# Exercise details
Check every line below for the word "name" and show those that hold it.

# Records provided
========
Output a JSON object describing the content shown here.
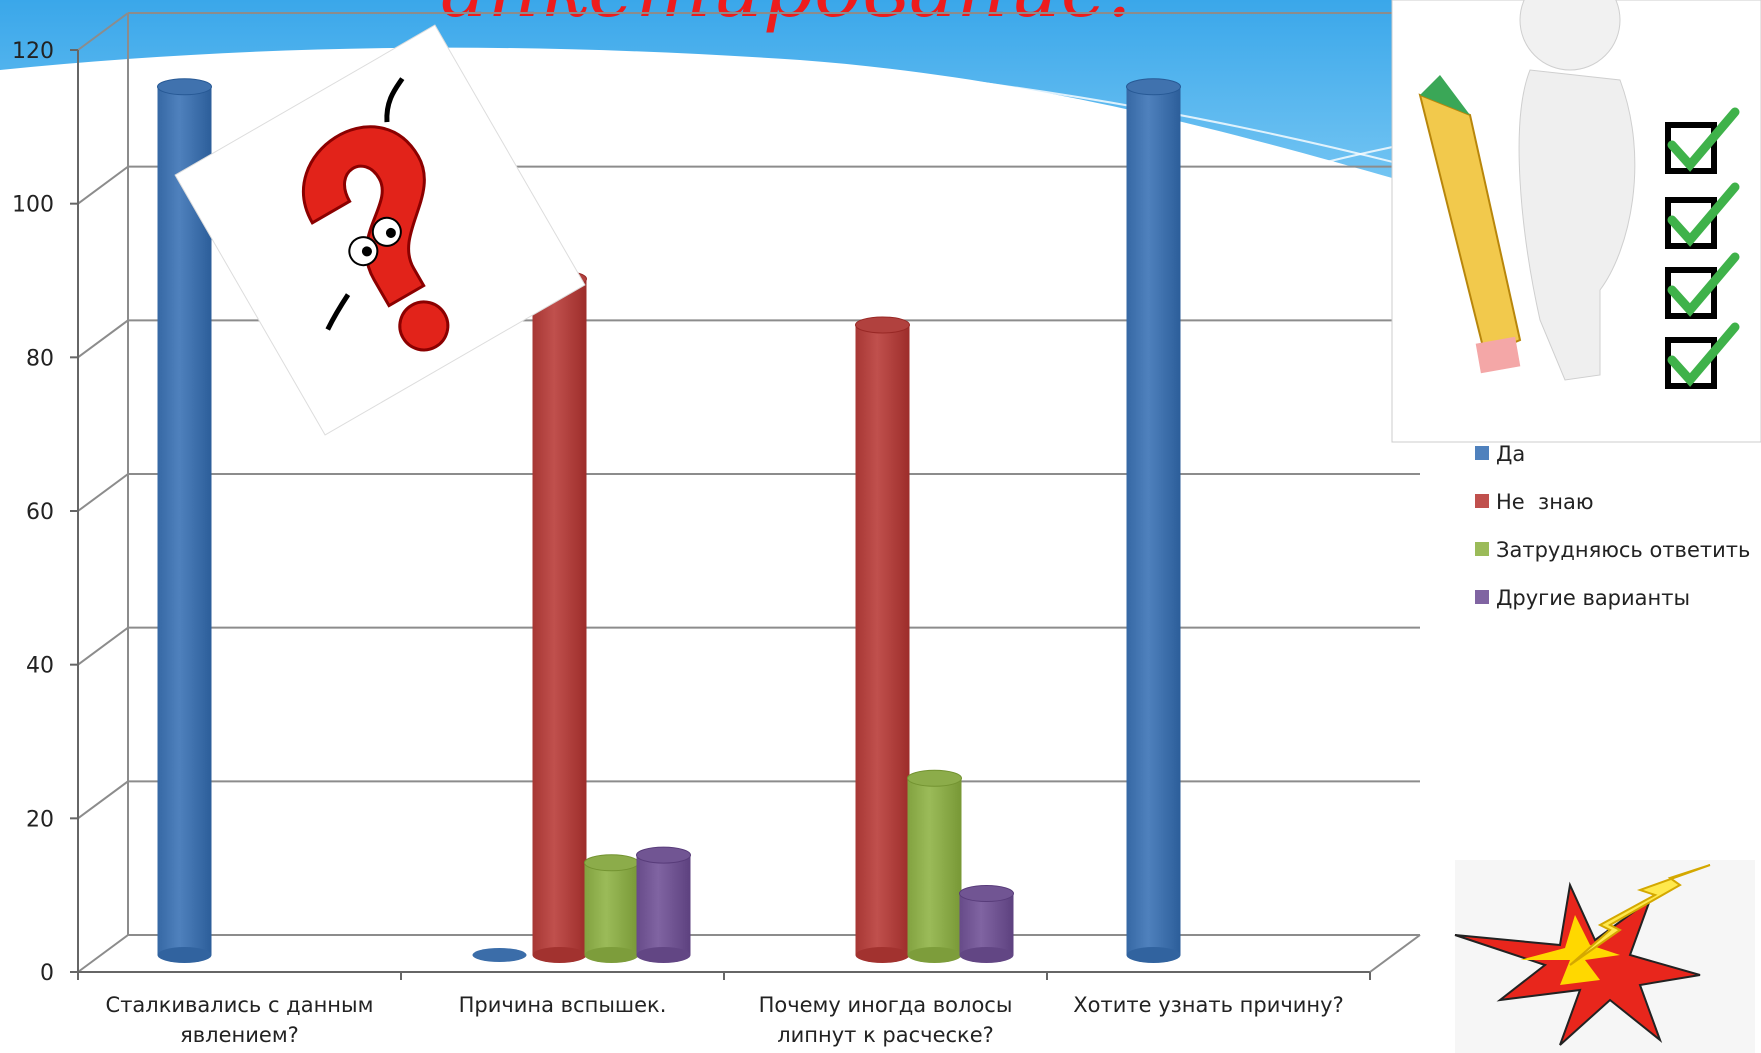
{
  "slide": {
    "title_fragment": "анкетирование:",
    "accent_color": "#ee1c1c",
    "background_wave_color": "#4fb4ee"
  },
  "decorations": {
    "question_mark_icon": "question-mark-character-icon",
    "checklist_figure_icon": "man-with-pencil-and-checklist-icon",
    "lightning_icon": "lightning-explosion-icon"
  },
  "chart_data": {
    "type": "bar",
    "style": "3d-cylinder",
    "categories": [
      [
        "Сталкивались с данным",
        "явлением?"
      ],
      [
        "Причина вспышек."
      ],
      [
        "Почему иногда волосы",
        "липнут к расческе?"
      ],
      [
        "Хотите узнать причину?"
      ]
    ],
    "series": [
      {
        "name": "Да",
        "color": "#4f81bd",
        "values": [
          113,
          0,
          0,
          113
        ]
      },
      {
        "name": "Не  знаю",
        "color": "#c0504d",
        "values": [
          0,
          88,
          82,
          0
        ]
      },
      {
        "name": "Затрудняюсь ответить",
        "color": "#9bbb59",
        "values": [
          0,
          12,
          23,
          0
        ]
      },
      {
        "name": "Другие варианты",
        "color": "#8064a2",
        "values": [
          0,
          13,
          8,
          0
        ]
      }
    ],
    "ylim": [
      0,
      120
    ],
    "yticks": [
      "0",
      "20",
      "40",
      "60",
      "80",
      "100",
      "120"
    ],
    "grid": true,
    "legend_position": "right"
  }
}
========
# Full response
        "name": "Да",
        "name": "Не  знаю",
        "name": "Затрудняюсь ответить",
        "name": "Другие варианты",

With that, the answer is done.